Task to carry out »
Quote every line of the material beneath this one.
═════ Records to process ═════
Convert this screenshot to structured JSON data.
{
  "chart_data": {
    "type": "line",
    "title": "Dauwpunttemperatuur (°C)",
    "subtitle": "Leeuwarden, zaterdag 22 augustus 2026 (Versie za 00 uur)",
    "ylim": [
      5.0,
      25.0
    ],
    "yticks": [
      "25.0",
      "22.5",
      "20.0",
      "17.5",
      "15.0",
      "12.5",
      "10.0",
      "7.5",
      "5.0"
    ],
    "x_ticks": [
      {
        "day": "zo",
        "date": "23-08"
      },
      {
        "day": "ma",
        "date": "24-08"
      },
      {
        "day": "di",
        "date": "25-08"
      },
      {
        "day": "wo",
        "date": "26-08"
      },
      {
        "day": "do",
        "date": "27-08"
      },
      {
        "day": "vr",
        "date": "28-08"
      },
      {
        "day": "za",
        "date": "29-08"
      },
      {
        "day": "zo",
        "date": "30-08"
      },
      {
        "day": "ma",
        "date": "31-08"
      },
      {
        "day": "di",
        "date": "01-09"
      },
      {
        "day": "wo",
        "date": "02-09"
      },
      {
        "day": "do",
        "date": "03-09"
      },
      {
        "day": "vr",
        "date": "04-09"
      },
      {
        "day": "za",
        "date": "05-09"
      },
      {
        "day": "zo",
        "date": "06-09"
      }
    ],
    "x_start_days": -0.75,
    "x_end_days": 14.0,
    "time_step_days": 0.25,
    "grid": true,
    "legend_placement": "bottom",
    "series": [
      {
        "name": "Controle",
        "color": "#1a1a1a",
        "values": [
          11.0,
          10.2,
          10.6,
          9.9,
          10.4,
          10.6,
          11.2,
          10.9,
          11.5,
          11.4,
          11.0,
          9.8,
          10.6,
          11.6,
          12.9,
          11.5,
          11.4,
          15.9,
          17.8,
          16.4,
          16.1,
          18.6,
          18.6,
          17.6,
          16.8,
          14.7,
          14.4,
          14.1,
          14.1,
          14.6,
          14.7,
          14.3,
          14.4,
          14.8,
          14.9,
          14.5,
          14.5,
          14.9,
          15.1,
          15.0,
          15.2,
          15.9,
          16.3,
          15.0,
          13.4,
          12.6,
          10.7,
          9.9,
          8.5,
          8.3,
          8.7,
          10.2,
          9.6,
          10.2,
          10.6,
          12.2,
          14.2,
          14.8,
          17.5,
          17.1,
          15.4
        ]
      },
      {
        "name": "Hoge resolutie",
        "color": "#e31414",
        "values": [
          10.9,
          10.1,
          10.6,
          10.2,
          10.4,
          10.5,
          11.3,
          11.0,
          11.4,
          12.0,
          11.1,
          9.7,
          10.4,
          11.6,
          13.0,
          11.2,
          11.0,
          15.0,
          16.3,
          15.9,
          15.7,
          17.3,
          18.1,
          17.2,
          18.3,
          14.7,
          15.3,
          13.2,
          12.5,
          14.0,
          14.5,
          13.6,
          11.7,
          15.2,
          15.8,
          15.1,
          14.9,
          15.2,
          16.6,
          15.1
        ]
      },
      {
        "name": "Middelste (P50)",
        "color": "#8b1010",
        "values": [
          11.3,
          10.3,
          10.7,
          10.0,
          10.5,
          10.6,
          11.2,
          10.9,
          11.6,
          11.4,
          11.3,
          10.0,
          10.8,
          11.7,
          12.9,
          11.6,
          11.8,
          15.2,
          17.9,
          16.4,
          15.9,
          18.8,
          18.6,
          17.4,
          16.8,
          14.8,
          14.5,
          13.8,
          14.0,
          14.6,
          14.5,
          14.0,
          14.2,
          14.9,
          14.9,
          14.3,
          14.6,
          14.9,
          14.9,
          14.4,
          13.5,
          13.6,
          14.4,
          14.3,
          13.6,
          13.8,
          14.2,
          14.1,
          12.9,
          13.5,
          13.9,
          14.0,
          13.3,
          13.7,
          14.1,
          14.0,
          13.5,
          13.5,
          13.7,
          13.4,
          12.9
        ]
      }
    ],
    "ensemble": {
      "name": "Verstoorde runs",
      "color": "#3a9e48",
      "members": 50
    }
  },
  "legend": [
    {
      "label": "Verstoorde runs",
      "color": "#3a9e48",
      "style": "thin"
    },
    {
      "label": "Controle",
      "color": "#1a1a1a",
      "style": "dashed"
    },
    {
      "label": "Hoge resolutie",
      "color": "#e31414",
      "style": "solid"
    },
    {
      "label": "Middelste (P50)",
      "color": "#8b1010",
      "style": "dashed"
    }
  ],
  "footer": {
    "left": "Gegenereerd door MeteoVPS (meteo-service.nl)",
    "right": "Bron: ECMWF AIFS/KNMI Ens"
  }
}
═════
Reply to the exercise »
Convert this screenshot to structured JSON data.
{
  "chart_data": {
    "type": "line",
    "title": "Dauwpunttemperatuur (°C)",
    "subtitle": "Leeuwarden, zaterdag 22 augustus 2026 (Versie za 00 uur)",
    "ylim": [
      5.0,
      25.0
    ],
    "yticks": [
      "25.0",
      "22.5",
      "20.0",
      "17.5",
      "15.0",
      "12.5",
      "10.0",
      "7.5",
      "5.0"
    ],
    "x_ticks": [
      {
        "day": "zo",
        "date": "23-08"
      },
      {
        "day": "ma",
        "date": "24-08"
      },
      {
        "day": "di",
        "date": "25-08"
      },
      {
        "day": "wo",
        "date": "26-08"
      },
      {
        "day": "do",
        "date": "27-08"
      },
      {
        "day": "vr",
        "date": "28-08"
      },
      {
        "day": "za",
        "date": "29-08"
      },
      {
        "day": "zo",
        "date": "30-08"
      },
      {
        "day": "ma",
        "date": "31-08"
      },
      {
        "day": "di",
        "date": "01-09"
      },
      {
        "day": "wo",
        "date": "02-09"
      },
      {
        "day": "do",
        "date": "03-09"
      },
      {
        "day": "vr",
        "date": "04-09"
      },
      {
        "day": "za",
        "date": "05-09"
      },
      {
        "day": "zo",
        "date": "06-09"
      }
    ],
    "x_start_days": -0.75,
    "x_end_days": 14.0,
    "time_step_days": 0.25,
    "grid": true,
    "legend_placement": "bottom",
    "series": [
      {
        "name": "Controle",
        "color": "#1a1a1a",
        "values": [
          11.0,
          10.2,
          10.6,
          9.9,
          10.4,
          10.6,
          11.2,
          10.9,
          11.5,
          11.4,
          11.0,
          9.8,
          10.6,
          11.6,
          12.9,
          11.5,
          11.4,
          15.9,
          17.8,
          16.4,
          16.1,
          18.6,
          18.6,
          17.6,
          16.8,
          14.7,
          14.4,
          14.1,
          14.1,
          14.6,
          14.7,
          14.3,
          14.4,
          14.8,
          14.9,
          14.5,
          14.5,
          14.9,
          15.1,
          15.0,
          15.2,
          15.9,
          16.3,
          15.0,
          13.4,
          12.6,
          10.7,
          9.9,
          8.5,
          8.3,
          8.7,
          10.2,
          9.6,
          10.2,
          10.6,
          12.2,
          14.2,
          14.8,
          17.5,
          17.1,
          15.4
        ]
      },
      {
        "name": "Hoge resolutie",
        "color": "#e31414",
        "values": [
          10.9,
          10.1,
          10.6,
          10.2,
          10.4,
          10.5,
          11.3,
          11.0,
          11.4,
          12.0,
          11.1,
          9.7,
          10.4,
          11.6,
          13.0,
          11.2,
          11.0,
          15.0,
          16.3,
          15.9,
          15.7,
          17.3,
          18.1,
          17.2,
          18.3,
          14.7,
          15.3,
          13.2,
          12.5,
          14.0,
          14.5,
          13.6,
          11.7,
          15.2,
          15.8,
          15.1,
          14.9,
          15.2,
          16.6,
          15.1
        ]
      },
      {
        "name": "Middelste (P50)",
        "color": "#8b1010",
        "values": [
          11.3,
          10.3,
          10.7,
          10.0,
          10.5,
          10.6,
          11.2,
          10.9,
          11.6,
          11.4,
          11.3,
          10.0,
          10.8,
          11.7,
          12.9,
          11.6,
          11.8,
          15.2,
          17.9,
          16.4,
          15.9,
          18.8,
          18.6,
          17.4,
          16.8,
          14.8,
          14.5,
          13.8,
          14.0,
          14.6,
          14.5,
          14.0,
          14.2,
          14.9,
          14.9,
          14.3,
          14.6,
          14.9,
          14.9,
          14.4,
          13.5,
          13.6,
          14.4,
          14.3,
          13.6,
          13.8,
          14.2,
          14.1,
          12.9,
          13.5,
          13.9,
          14.0,
          13.3,
          13.7,
          14.1,
          14.0,
          13.5,
          13.5,
          13.7,
          13.4,
          12.9
        ]
      }
    ],
    "ensemble": {
      "name": "Verstoorde runs",
      "color": "#3a9e48",
      "members": 50
    }
  },
  "legend": [
    {
      "label": "Verstoorde runs",
      "color": "#3a9e48",
      "style": "thin"
    },
    {
      "label": "Controle",
      "color": "#1a1a1a",
      "style": "dashed"
    },
    {
      "label": "Hoge resolutie",
      "color": "#e31414",
      "style": "solid"
    },
    {
      "label": "Middelste (P50)",
      "color": "#8b1010",
      "style": "dashed"
    }
  ],
  "footer": {
    "left": "Gegenereerd door MeteoVPS (meteo-service.nl)",
    "right": "Bron: ECMWF AIFS/KNMI Ens"
  }
}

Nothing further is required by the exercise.